[Data excerpts]
━━━━━━

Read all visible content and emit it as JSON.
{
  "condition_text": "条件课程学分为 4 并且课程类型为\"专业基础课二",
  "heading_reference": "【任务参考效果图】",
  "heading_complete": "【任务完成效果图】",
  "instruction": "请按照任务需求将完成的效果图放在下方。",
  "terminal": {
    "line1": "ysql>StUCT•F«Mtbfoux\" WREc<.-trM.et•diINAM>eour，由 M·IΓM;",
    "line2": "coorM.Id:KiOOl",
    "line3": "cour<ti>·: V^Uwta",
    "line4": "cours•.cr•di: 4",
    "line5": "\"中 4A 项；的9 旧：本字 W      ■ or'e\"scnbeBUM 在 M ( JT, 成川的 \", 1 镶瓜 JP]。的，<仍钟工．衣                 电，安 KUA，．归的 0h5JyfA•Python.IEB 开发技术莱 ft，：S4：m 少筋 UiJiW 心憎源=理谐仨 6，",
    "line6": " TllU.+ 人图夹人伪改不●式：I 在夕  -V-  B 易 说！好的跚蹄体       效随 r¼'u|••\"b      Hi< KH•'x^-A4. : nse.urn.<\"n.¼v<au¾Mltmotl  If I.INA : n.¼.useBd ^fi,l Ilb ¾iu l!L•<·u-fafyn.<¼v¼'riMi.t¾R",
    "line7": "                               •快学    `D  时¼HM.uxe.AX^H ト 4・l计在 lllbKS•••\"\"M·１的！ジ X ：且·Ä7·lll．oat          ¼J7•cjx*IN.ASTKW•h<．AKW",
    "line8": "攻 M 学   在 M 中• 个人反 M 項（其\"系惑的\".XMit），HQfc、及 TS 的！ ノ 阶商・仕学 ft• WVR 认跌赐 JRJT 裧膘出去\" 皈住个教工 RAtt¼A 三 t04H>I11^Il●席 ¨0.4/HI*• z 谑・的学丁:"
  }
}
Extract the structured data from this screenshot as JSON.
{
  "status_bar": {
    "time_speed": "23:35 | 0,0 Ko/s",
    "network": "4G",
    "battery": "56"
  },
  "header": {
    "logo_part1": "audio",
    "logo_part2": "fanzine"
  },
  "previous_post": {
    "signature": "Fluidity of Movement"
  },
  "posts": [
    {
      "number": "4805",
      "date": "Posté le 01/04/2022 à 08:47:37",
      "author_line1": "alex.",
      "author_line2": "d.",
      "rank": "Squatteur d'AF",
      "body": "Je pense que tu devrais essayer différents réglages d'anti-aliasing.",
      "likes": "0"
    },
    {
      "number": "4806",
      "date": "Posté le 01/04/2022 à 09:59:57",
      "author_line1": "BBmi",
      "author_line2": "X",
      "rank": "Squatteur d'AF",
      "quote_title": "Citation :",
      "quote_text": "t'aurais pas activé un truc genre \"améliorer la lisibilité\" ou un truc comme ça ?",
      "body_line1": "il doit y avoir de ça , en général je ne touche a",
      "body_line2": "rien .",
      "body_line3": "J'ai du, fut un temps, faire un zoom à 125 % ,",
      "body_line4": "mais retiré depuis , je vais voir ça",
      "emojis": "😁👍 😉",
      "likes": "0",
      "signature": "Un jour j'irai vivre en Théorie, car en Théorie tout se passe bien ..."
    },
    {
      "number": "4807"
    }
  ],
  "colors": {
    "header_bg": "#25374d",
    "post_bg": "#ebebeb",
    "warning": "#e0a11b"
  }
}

━━━━━━

Repeat the material above in full, keeping every word.

Read all visible content and emit it as JSON.
{
  "condition_text": "条件课程学分为 4 并且课程类型为\"专业基础课二",
  "heading_reference": "【任务参考效果图】",
  "heading_complete": "【任务完成效果图】",
  "instruction": "请按照任务需求将完成的效果图放在下方。",
  "terminal": {
    "line1": "ysql>StUCT•F«Mtbfoux\" WREc<.-trM.et•diINAM>eour，由 M·IΓM;",
    "line2": "coorM.Id:KiOOl",
    "line3": "cour<ti>·: V^Uwta",
    "line4": "cours•.cr•di: 4",
    "line5": "\"中 4A 项；的9 旧：本字 W      ■ or'e\"scnbeBUM 在 M ( JT, 成川的 \", 1 镶瓜 JP]。的，<仍钟工．衣                 电，安 KUA，．归的 0h5JyfA•Python.IEB 开发技术莱 ft，：S4：m 少筋 UiJiW 心憎源=理谐仨 6，",
    "line6": " TllU.+ 人图夹人伪改不●式：I 在夕  -V-  B 易 说！好的跚蹄体       效随 r¼'u|••\"b      Hi< KH•'x^-A4. : nse.urn.<\"n.¼v<au¾Mltmotl  If I.INA : n.¼.useBd ^fi,l Ilb ¾iu l!L•<·u-fafyn.<¼v¼'riMi.t¾R",
    "line7": "                               •快学    `D  时¼HM.uxe.AX^H ト 4・l计在 lllbKS•••\"\"M·１的！ジ X ：且·Ä7·lll．oat          ¼J7•cjx*IN.ASTKW•h<．AKW",
    "line8": "攻 M 学   在 M 中• 个人反 M 項（其\"系惑的\".XMit），HQfc、及 TS 的！ ノ 阶商・仕学 ft• WVR 认跌赐 JRJT 裧膘出去\" 皈住个教工 RAtt¼A 三 t04H>I11^Il●席 ¨0.4/HI*• z 谑・的学丁:"
  }
}
Extract the structured data from this screenshot as JSON.
{
  "status_bar": {
    "time_speed": "23:35 | 0,0 Ko/s",
    "network": "4G",
    "battery": "56"
  },
  "header": {
    "logo_part1": "audio",
    "logo_part2": "fanzine"
  },
  "previous_post": {
    "signature": "Fluidity of Movement"
  },
  "posts": [
    {
      "number": "4805",
      "date": "Posté le 01/04/2022 à 08:47:37",
      "author_line1": "alex.",
      "author_line2": "d.",
      "rank": "Squatteur d'AF",
      "body": "Je pense que tu devrais essayer différents réglages d'anti-aliasing.",
      "likes": "0"
    },
    {
      "number": "4806",
      "date": "Posté le 01/04/2022 à 09:59:57",
      "author_line1": "BBmi",
      "author_line2": "X",
      "rank": "Squatteur d'AF",
      "quote_title": "Citation :",
      "quote_text": "t'aurais pas activé un truc genre \"améliorer la lisibilité\" ou un truc comme ça ?",
      "body_line1": "il doit y avoir de ça , en général je ne touche a",
      "body_line2": "rien .",
      "body_line3": "J'ai du, fut un temps, faire un zoom à 125 % ,",
      "body_line4": "mais retiré depuis , je vais voir ça",
      "emojis": "😁👍 😉",
      "likes": "0",
      "signature": "Un jour j'irai vivre en Théorie, car en Théorie tout se passe bien ..."
    },
    {
      "number": "4807"
    }
  ],
  "colors": {
    "header_bg": "#25374d",
    "post_bg": "#ebebeb",
    "warning": "#e0a11b"
  }
}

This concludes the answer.